## Your goal
Work out how many lines of the data hold the string "color", and reply with that number alone.

## Data shown
----------
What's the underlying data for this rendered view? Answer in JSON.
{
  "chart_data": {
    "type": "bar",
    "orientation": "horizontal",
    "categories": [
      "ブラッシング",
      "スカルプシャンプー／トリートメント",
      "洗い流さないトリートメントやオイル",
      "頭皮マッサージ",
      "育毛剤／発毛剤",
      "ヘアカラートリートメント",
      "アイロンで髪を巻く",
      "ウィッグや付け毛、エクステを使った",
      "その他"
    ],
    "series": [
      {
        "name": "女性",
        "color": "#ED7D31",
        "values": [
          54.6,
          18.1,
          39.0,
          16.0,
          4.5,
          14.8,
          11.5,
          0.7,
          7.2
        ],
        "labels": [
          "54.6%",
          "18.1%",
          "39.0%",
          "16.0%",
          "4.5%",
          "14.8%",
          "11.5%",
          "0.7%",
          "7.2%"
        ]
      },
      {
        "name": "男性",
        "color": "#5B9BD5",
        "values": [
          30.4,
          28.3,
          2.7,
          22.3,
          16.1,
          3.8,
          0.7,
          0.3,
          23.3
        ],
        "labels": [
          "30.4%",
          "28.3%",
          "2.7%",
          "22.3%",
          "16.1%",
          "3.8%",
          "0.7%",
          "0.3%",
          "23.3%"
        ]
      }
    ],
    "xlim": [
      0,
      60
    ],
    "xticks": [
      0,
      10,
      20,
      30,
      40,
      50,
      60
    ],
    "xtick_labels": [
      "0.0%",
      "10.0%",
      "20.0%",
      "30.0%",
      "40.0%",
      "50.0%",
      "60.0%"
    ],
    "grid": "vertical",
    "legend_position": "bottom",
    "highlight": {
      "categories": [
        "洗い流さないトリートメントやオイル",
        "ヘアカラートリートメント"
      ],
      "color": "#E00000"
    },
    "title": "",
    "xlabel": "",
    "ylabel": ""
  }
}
----------
## Problem solution
3